## [GIVEN PROBLEM]
Render the lines of the items below as a numbered list, skipping any blank lines and leaving the pictures out.

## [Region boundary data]
--*--
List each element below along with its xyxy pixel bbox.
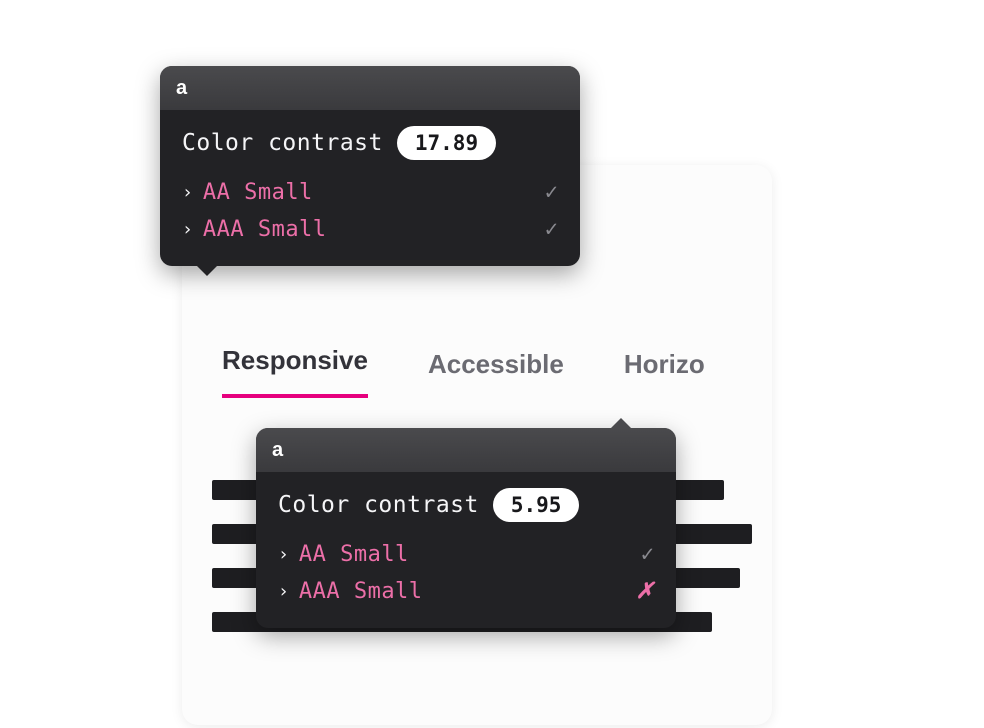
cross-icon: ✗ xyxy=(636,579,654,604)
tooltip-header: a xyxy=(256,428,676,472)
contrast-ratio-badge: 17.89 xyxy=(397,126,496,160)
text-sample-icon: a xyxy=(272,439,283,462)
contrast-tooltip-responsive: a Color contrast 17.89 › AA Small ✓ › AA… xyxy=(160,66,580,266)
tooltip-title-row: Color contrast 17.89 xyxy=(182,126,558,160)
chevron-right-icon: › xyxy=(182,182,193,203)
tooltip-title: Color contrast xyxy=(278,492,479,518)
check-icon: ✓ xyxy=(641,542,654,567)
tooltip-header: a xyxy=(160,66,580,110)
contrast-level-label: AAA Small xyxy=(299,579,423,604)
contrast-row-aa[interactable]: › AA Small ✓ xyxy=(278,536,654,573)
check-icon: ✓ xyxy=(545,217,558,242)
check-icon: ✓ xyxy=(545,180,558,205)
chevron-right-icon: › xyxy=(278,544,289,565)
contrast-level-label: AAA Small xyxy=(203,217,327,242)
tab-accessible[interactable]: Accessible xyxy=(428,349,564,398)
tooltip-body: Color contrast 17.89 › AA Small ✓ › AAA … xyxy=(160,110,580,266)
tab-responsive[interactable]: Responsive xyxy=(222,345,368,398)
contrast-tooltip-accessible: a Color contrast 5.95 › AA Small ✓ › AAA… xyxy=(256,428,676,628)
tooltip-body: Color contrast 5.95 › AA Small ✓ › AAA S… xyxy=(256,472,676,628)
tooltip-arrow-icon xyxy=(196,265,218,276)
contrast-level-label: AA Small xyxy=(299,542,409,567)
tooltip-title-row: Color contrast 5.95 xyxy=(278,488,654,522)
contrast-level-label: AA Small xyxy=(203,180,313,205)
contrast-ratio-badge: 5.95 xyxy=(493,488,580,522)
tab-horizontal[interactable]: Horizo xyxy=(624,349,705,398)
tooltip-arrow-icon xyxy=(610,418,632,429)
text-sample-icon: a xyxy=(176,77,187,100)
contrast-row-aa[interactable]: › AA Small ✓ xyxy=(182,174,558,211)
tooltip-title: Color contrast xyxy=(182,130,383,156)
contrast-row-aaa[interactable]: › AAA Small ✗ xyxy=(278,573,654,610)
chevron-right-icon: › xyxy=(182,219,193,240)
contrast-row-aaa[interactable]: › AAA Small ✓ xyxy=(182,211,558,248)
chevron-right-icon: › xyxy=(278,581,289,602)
--*--
## [TASK OUTPUT]
1. List each element below along with its xyxy pixel bbox.
2. cross-icon: ✗ xyxy=(636,579,654,604)
3. tooltip-header: a xyxy=(256,428,676,472)
4. contrast-ratio-badge: 17.89 xyxy=(397,126,496,160)
5. text-sample-icon: a xyxy=(272,439,283,462)
6. contrast-tooltip-responsive: a Color contrast 17.89 › AA Small ✓ › AA… xyxy=(160,66,580,266)
7. tooltip-title-row: Color contrast 17.89 xyxy=(182,126,558,160)
8. chevron-right-icon: › xyxy=(182,182,193,203)
9. tooltip-title: Color contrast xyxy=(278,492,479,518)
10. check-icon: ✓ xyxy=(641,542,654,567)
11. tooltip-header: a xyxy=(160,66,580,110)
12. contrast-level-label: AAA Small xyxy=(299,579,423,604)
13. contrast-row-aa[interactable]: › AA Small ✓ xyxy=(278,536,654,573)
14. check-icon: ✓ xyxy=(545,217,558,242)
15. check-icon: ✓ xyxy=(545,180,558,205)
16. chevron-right-icon: › xyxy=(278,544,289,565)
17. contrast-level-label: AAA Small xyxy=(203,217,327,242)
18. tab-accessible[interactable]: Accessible xyxy=(428,349,564,398)
19. tooltip-body: Color contrast 17.89 › AA Small ✓ › AAA … xyxy=(160,110,580,266)
20. tab-responsive[interactable]: Responsive xyxy=(222,345,368,398)
21. contrast-tooltip-accessible: a Color contrast 5.95 › AA Small ✓ › AAA… xyxy=(256,428,676,628)
22. tooltip-body: Color contrast 5.95 › AA Small ✓ › AAA S… xyxy=(256,472,676,628)
23. tooltip-arrow-icon xyxy=(196,265,218,276)
24. contrast-level-label: AA Small xyxy=(299,542,409,567)
25. tooltip-title-row: Color contrast 5.95 xyxy=(278,488,654,522)
26. contrast-level-label: AA Small xyxy=(203,180,313,205)
27. contrast-ratio-badge: 5.95 xyxy=(493,488,580,522)
28. tab-horizontal[interactable]: Horizo xyxy=(624,349,705,398)
29. tooltip-arrow-icon xyxy=(610,418,632,429)
30. text-sample-icon: a xyxy=(176,77,187,100)
31. contrast-row-aa[interactable]: › AA Small ✓ xyxy=(182,174,558,211)
32. tooltip-title: Color contrast xyxy=(182,130,383,156)
33. contrast-row-aaa[interactable]: › AAA Small ✗ xyxy=(278,573,654,610)
34. chevron-right-icon: › xyxy=(182,219,193,240)
35. contrast-row-aaa[interactable]: › AAA Small ✓ xyxy=(182,211,558,248)
36. chevron-right-icon: › xyxy=(278,581,289,602)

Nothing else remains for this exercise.